- What you should do: The data below is to be returned in full and exactly.
━━ Data shown
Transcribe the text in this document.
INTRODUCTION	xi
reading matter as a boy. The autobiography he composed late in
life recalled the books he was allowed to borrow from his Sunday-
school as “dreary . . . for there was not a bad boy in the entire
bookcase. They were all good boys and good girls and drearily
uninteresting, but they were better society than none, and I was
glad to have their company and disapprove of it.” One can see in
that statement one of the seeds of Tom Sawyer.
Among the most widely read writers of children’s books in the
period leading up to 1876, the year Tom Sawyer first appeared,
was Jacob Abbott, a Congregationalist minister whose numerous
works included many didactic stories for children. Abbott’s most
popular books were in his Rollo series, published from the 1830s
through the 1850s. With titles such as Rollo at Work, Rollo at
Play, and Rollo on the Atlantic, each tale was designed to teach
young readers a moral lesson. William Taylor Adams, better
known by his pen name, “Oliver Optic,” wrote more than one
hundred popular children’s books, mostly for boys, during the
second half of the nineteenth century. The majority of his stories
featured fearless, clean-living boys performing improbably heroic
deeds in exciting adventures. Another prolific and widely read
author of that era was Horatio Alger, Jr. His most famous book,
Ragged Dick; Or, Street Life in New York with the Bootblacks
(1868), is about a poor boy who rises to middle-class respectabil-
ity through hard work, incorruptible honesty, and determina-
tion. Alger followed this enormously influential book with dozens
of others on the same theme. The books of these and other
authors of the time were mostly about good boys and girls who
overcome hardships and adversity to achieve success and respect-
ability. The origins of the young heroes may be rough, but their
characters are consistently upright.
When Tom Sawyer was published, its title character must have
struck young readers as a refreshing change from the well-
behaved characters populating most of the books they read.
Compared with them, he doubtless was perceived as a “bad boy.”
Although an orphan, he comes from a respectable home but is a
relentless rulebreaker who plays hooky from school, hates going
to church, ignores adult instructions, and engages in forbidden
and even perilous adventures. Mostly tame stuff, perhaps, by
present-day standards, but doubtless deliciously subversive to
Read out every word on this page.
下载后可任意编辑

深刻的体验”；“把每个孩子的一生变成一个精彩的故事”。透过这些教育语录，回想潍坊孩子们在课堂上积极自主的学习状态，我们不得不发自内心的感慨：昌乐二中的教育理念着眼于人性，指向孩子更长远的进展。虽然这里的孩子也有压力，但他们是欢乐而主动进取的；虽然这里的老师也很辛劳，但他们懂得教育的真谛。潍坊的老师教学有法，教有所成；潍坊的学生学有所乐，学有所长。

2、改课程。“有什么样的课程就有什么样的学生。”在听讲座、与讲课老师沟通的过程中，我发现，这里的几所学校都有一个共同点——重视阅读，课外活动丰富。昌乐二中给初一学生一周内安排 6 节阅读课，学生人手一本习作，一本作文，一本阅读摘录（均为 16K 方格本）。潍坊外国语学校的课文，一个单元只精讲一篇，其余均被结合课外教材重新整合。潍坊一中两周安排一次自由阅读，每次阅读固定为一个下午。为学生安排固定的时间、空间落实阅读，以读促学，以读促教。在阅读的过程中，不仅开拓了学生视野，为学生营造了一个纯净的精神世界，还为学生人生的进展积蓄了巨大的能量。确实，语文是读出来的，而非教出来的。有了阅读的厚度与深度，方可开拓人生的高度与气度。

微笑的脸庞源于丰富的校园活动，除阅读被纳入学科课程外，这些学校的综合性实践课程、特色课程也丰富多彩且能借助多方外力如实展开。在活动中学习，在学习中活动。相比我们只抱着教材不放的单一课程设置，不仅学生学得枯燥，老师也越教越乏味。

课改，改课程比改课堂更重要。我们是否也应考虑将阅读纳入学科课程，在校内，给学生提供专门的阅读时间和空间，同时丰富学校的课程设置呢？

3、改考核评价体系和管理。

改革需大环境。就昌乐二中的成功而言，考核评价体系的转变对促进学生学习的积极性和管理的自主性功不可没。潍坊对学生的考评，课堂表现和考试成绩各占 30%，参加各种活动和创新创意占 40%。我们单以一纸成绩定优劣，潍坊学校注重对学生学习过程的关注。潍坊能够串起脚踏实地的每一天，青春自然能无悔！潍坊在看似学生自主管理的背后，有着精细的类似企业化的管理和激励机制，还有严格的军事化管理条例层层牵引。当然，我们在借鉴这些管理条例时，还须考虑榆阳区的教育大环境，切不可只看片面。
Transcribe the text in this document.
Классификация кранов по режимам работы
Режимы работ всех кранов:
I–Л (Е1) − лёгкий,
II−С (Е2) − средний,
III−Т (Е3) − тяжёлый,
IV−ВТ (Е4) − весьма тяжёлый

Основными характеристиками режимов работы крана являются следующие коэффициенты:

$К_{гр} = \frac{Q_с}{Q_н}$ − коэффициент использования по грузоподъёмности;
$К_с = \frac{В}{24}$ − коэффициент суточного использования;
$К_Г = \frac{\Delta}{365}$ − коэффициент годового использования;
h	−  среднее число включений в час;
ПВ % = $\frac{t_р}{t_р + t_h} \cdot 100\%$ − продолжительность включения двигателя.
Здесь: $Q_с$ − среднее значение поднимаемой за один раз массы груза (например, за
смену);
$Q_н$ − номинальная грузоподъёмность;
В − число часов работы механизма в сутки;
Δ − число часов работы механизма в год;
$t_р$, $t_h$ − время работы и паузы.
━━━━
- Correct output:
Transcribe the text in this document.
INTRODUCTION	xi
reading matter as a boy. The autobiography he composed late in
life recalled the books he was allowed to borrow from his Sunday-
school as “dreary . . . for there was not a bad boy in the entire
bookcase. They were all good boys and good girls and drearily
uninteresting, but they were better society than none, and I was
glad to have their company and disapprove of it.” One can see in
that statement one of the seeds of Tom Sawyer.
Among the most widely read writers of children’s books in the
period leading up to 1876, the year Tom Sawyer first appeared,
was Jacob Abbott, a Congregationalist minister whose numerous
works included many didactic stories for children. Abbott’s most
popular books were in his Rollo series, published from the 1830s
through the 1850s. With titles such as Rollo at Work, Rollo at
Play, and Rollo on the Atlantic, each tale was designed to teach
young readers a moral lesson. William Taylor Adams, better
known by his pen name, “Oliver Optic,” wrote more than one
hundred popular children’s books, mostly for boys, during the
second half of the nineteenth century. The majority of his stories
featured fearless, clean-living boys performing improbably heroic
deeds in exciting adventures. Another prolific and widely read
author of that era was Horatio Alger, Jr. His most famous book,
Ragged Dick; Or, Street Life in New York with the Bootblacks
(1868), is about a poor boy who rises to middle-class respectabil-
ity through hard work, incorruptible honesty, and determina-
tion. Alger followed this enormously influential book with dozens
of others on the same theme. The books of these and other
authors of the time were mostly about good boys and girls who
overcome hardships and adversity to achieve success and respect-
ability. The origins of the young heroes may be rough, but their
characters are consistently upright.
When Tom Sawyer was published, its title character must have
struck young readers as a refreshing change from the well-
behaved characters populating most of the books they read.
Compared with them, he doubtless was perceived as a “bad boy.”
Although an orphan, he comes from a respectable home but is a
relentless rulebreaker who plays hooky from school, hates going
to church, ignores adult instructions, and engages in forbidden
and even perilous adventures. Mostly tame stuff, perhaps, by
present-day standards, but doubtless deliciously subversive to
Read out every word on this page.
下载后可任意编辑

深刻的体验”；“把每个孩子的一生变成一个精彩的故事”。透过这些教育语录，回想潍坊孩子们在课堂上积极自主的学习状态，我们不得不发自内心的感慨：昌乐二中的教育理念着眼于人性，指向孩子更长远的进展。虽然这里的孩子也有压力，但他们是欢乐而主动进取的；虽然这里的老师也很辛劳，但他们懂得教育的真谛。潍坊的老师教学有法，教有所成；潍坊的学生学有所乐，学有所长。

2、改课程。“有什么样的课程就有什么样的学生。”在听讲座、与讲课老师沟通的过程中，我发现，这里的几所学校都有一个共同点——重视阅读，课外活动丰富。昌乐二中给初一学生一周内安排 6 节阅读课，学生人手一本习作，一本作文，一本阅读摘录（均为 16K 方格本）。潍坊外国语学校的课文，一个单元只精讲一篇，其余均被结合课外教材重新整合。潍坊一中两周安排一次自由阅读，每次阅读固定为一个下午。为学生安排固定的时间、空间落实阅读，以读促学，以读促教。在阅读的过程中，不仅开拓了学生视野，为学生营造了一个纯净的精神世界，还为学生人生的进展积蓄了巨大的能量。确实，语文是读出来的，而非教出来的。有了阅读的厚度与深度，方可开拓人生的高度与气度。

微笑的脸庞源于丰富的校园活动，除阅读被纳入学科课程外，这些学校的综合性实践课程、特色课程也丰富多彩且能借助多方外力如实展开。在活动中学习，在学习中活动。相比我们只抱着教材不放的单一课程设置，不仅学生学得枯燥，老师也越教越乏味。

课改，改课程比改课堂更重要。我们是否也应考虑将阅读纳入学科课程，在校内，给学生提供专门的阅读时间和空间，同时丰富学校的课程设置呢？

3、改考核评价体系和管理。

改革需大环境。就昌乐二中的成功而言，考核评价体系的转变对促进学生学习的积极性和管理的自主性功不可没。潍坊对学生的考评，课堂表现和考试成绩各占 30%，参加各种活动和创新创意占 40%。我们单以一纸成绩定优劣，潍坊学校注重对学生学习过程的关注。潍坊能够串起脚踏实地的每一天，青春自然能无悔！潍坊在看似学生自主管理的背后，有着精细的类似企业化的管理和激励机制，还有严格的军事化管理条例层层牵引。当然，我们在借鉴这些管理条例时，还须考虑榆阳区的教育大环境，切不可只看片面。
Transcribe the text in this document.
Классификация кранов по режимам работы
Режимы работ всех кранов:
I–Л (Е1) − лёгкий,
II−С (Е2) − средний,
III−Т (Е3) − тяжёлый,
IV−ВТ (Е4) − весьма тяжёлый

Основными характеристиками режимов работы крана являются следующие коэффициенты:

$К_{гр} = \frac{Q_с}{Q_н}$ − коэффициент использования по грузоподъёмности;
$К_с = \frac{В}{24}$ − коэффициент суточного использования;
$К_Г = \frac{\Delta}{365}$ − коэффициент годового использования;
h	−  среднее число включений в час;
ПВ % = $\frac{t_р}{t_р + t_h} \cdot 100\%$ − продолжительность включения двигателя.
Здесь: $Q_с$ − среднее значение поднимаемой за один раз массы груза (например, за
смену);
$Q_н$ − номинальная грузоподъёмность;
В − число часов работы механизма в сутки;
Δ − число часов работы механизма в год;
$t_р$, $t_h$ − время работы и паузы.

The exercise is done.